Saved data entries
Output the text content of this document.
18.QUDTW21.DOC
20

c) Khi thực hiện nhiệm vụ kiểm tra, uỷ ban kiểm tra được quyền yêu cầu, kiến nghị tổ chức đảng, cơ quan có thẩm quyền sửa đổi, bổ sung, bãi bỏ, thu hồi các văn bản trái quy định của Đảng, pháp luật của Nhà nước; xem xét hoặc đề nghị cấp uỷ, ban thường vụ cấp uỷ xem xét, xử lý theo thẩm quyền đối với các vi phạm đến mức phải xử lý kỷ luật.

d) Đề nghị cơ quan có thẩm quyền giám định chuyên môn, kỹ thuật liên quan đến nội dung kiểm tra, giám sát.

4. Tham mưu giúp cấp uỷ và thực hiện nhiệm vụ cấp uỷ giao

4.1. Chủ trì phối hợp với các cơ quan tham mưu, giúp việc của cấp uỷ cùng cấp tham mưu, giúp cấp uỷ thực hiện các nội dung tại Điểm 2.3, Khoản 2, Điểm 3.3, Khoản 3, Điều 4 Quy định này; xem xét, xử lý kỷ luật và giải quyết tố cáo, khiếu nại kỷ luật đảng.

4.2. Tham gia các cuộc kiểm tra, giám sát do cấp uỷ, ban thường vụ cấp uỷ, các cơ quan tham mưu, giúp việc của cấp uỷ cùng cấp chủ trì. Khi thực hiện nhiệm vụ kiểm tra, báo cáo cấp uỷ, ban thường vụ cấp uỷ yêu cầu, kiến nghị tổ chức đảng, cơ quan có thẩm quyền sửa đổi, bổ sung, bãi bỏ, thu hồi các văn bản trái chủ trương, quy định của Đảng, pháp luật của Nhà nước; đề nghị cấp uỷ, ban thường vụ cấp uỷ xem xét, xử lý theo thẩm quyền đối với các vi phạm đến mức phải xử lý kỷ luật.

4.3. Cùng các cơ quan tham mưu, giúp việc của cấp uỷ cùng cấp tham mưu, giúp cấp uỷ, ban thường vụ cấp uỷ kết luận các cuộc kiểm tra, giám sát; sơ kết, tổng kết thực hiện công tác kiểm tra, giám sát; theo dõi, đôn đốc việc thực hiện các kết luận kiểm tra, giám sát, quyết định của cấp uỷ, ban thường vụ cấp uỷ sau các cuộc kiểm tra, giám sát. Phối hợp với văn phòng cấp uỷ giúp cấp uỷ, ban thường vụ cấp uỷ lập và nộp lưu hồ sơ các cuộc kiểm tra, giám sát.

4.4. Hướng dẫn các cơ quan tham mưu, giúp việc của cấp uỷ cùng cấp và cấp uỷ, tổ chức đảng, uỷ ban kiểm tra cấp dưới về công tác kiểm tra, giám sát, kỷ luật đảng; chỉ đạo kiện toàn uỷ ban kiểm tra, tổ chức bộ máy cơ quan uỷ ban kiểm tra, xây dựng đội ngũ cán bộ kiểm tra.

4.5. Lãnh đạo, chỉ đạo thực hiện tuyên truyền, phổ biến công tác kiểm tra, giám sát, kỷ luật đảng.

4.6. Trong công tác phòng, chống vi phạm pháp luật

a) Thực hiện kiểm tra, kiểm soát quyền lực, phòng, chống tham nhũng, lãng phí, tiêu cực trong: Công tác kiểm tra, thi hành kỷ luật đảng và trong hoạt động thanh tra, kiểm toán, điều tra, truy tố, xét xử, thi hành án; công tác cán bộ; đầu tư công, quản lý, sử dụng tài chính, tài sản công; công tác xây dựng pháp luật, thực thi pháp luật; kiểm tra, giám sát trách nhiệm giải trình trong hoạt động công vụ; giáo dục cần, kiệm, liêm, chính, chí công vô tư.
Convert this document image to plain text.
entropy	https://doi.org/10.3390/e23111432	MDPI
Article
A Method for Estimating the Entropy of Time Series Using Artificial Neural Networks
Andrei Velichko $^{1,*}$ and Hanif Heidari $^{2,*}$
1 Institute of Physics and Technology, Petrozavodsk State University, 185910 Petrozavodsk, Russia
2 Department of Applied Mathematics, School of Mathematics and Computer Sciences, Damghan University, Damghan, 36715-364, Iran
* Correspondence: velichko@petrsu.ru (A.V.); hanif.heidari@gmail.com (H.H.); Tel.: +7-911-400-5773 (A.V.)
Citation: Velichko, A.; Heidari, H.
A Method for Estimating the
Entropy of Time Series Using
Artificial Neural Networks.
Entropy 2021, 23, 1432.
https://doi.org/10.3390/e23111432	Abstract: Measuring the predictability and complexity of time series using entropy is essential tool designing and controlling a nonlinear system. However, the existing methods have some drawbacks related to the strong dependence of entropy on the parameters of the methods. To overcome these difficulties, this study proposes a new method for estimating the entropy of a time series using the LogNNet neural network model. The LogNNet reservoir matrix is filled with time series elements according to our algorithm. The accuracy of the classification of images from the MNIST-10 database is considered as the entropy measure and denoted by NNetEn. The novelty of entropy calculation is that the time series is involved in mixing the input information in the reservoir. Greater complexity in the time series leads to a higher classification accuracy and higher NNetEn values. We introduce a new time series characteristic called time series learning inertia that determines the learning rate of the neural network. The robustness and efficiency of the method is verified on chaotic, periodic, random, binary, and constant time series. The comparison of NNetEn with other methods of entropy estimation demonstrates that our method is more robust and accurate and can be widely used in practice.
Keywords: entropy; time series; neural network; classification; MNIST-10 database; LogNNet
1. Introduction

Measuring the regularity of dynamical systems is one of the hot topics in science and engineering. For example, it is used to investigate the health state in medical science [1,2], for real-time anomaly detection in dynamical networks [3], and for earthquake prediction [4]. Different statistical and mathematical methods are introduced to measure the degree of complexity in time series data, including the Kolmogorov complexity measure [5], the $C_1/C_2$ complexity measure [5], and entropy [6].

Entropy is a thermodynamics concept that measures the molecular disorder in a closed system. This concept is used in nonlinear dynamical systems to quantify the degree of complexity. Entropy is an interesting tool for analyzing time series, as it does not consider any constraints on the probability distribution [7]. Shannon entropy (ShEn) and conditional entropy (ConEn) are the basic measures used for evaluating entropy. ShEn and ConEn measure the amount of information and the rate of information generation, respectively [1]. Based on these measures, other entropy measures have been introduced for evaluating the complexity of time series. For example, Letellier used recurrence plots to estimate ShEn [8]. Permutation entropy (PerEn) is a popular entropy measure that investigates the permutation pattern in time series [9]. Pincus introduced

Exercise directions:
Type out the entries again, word for word.

Response to the task:
Output the text content of this document.
18.QUDTW21.DOC
20

c) Khi thực hiện nhiệm vụ kiểm tra, uỷ ban kiểm tra được quyền yêu cầu, kiến nghị tổ chức đảng, cơ quan có thẩm quyền sửa đổi, bổ sung, bãi bỏ, thu hồi các văn bản trái quy định của Đảng, pháp luật của Nhà nước; xem xét hoặc đề nghị cấp uỷ, ban thường vụ cấp uỷ xem xét, xử lý theo thẩm quyền đối với các vi phạm đến mức phải xử lý kỷ luật.

d) Đề nghị cơ quan có thẩm quyền giám định chuyên môn, kỹ thuật liên quan đến nội dung kiểm tra, giám sát.

4. Tham mưu giúp cấp uỷ và thực hiện nhiệm vụ cấp uỷ giao

4.1. Chủ trì phối hợp với các cơ quan tham mưu, giúp việc của cấp uỷ cùng cấp tham mưu, giúp cấp uỷ thực hiện các nội dung tại Điểm 2.3, Khoản 2, Điểm 3.3, Khoản 3, Điều 4 Quy định này; xem xét, xử lý kỷ luật và giải quyết tố cáo, khiếu nại kỷ luật đảng.

4.2. Tham gia các cuộc kiểm tra, giám sát do cấp uỷ, ban thường vụ cấp uỷ, các cơ quan tham mưu, giúp việc của cấp uỷ cùng cấp chủ trì. Khi thực hiện nhiệm vụ kiểm tra, báo cáo cấp uỷ, ban thường vụ cấp uỷ yêu cầu, kiến nghị tổ chức đảng, cơ quan có thẩm quyền sửa đổi, bổ sung, bãi bỏ, thu hồi các văn bản trái chủ trương, quy định của Đảng, pháp luật của Nhà nước; đề nghị cấp uỷ, ban thường vụ cấp uỷ xem xét, xử lý theo thẩm quyền đối với các vi phạm đến mức phải xử lý kỷ luật.

4.3. Cùng các cơ quan tham mưu, giúp việc của cấp uỷ cùng cấp tham mưu, giúp cấp uỷ, ban thường vụ cấp uỷ kết luận các cuộc kiểm tra, giám sát; sơ kết, tổng kết thực hiện công tác kiểm tra, giám sát; theo dõi, đôn đốc việc thực hiện các kết luận kiểm tra, giám sát, quyết định của cấp uỷ, ban thường vụ cấp uỷ sau các cuộc kiểm tra, giám sát. Phối hợp với văn phòng cấp uỷ giúp cấp uỷ, ban thường vụ cấp uỷ lập và nộp lưu hồ sơ các cuộc kiểm tra, giám sát.

4.4. Hướng dẫn các cơ quan tham mưu, giúp việc của cấp uỷ cùng cấp và cấp uỷ, tổ chức đảng, uỷ ban kiểm tra cấp dưới về công tác kiểm tra, giám sát, kỷ luật đảng; chỉ đạo kiện toàn uỷ ban kiểm tra, tổ chức bộ máy cơ quan uỷ ban kiểm tra, xây dựng đội ngũ cán bộ kiểm tra.

4.5. Lãnh đạo, chỉ đạo thực hiện tuyên truyền, phổ biến công tác kiểm tra, giám sát, kỷ luật đảng.

4.6. Trong công tác phòng, chống vi phạm pháp luật

a) Thực hiện kiểm tra, kiểm soát quyền lực, phòng, chống tham nhũng, lãng phí, tiêu cực trong: Công tác kiểm tra, thi hành kỷ luật đảng và trong hoạt động thanh tra, kiểm toán, điều tra, truy tố, xét xử, thi hành án; công tác cán bộ; đầu tư công, quản lý, sử dụng tài chính, tài sản công; công tác xây dựng pháp luật, thực thi pháp luật; kiểm tra, giám sát trách nhiệm giải trình trong hoạt động công vụ; giáo dục cần, kiệm, liêm, chính, chí công vô tư.
Convert this document image to plain text.
entropy	https://doi.org/10.3390/e23111432	MDPI
Article
A Method for Estimating the Entropy of Time Series Using Artificial Neural Networks
Andrei Velichko $^{1,*}$ and Hanif Heidari $^{2,*}$
1 Institute of Physics and Technology, Petrozavodsk State University, 185910 Petrozavodsk, Russia
2 Department of Applied Mathematics, School of Mathematics and Computer Sciences, Damghan University, Damghan, 36715-364, Iran
* Correspondence: velichko@petrsu.ru (A.V.); hanif.heidari@gmail.com (H.H.); Tel.: +7-911-400-5773 (A.V.)
Citation: Velichko, A.; Heidari, H.
A Method for Estimating the
Entropy of Time Series Using
Artificial Neural Networks.
Entropy 2021, 23, 1432.
https://doi.org/10.3390/e23111432	Abstract: Measuring the predictability and complexity of time series using entropy is essential tool designing and controlling a nonlinear system. However, the existing methods have some drawbacks related to the strong dependence of entropy on the parameters of the methods. To overcome these difficulties, this study proposes a new method for estimating the entropy of a time series using the LogNNet neural network model. The LogNNet reservoir matrix is filled with time series elements according to our algorithm. The accuracy of the classification of images from the MNIST-10 database is considered as the entropy measure and denoted by NNetEn. The novelty of entropy calculation is that the time series is involved in mixing the input information in the reservoir. Greater complexity in the time series leads to a higher classification accuracy and higher NNetEn values. We introduce a new time series characteristic called time series learning inertia that determines the learning rate of the neural network. The robustness and efficiency of the method is verified on chaotic, periodic, random, binary, and constant time series. The comparison of NNetEn with other methods of entropy estimation demonstrates that our method is more robust and accurate and can be widely used in practice.
Keywords: entropy; time series; neural network; classification; MNIST-10 database; LogNNet
1. Introduction

Measuring the regularity of dynamical systems is one of the hot topics in science and engineering. For example, it is used to investigate the health state in medical science [1,2], for real-time anomaly detection in dynamical networks [3], and for earthquake prediction [4]. Different statistical and mathematical methods are introduced to measure the degree of complexity in time series data, including the Kolmogorov complexity measure [5], the $C_1/C_2$ complexity measure [5], and entropy [6].

Entropy is a thermodynamics concept that measures the molecular disorder in a closed system. This concept is used in nonlinear dynamical systems to quantify the degree of complexity. Entropy is an interesting tool for analyzing time series, as it does not consider any constraints on the probability distribution [7]. Shannon entropy (ShEn) and conditional entropy (ConEn) are the basic measures used for evaluating entropy. ShEn and ConEn measure the amount of information and the rate of information generation, respectively [1]. Based on these measures, other entropy measures have been introduced for evaluating the complexity of time series. For example, Letellier used recurrence plots to estimate ShEn [8]. Permutation entropy (PerEn) is a popular entropy measure that investigates the permutation pattern in time series [9]. Pincus introduced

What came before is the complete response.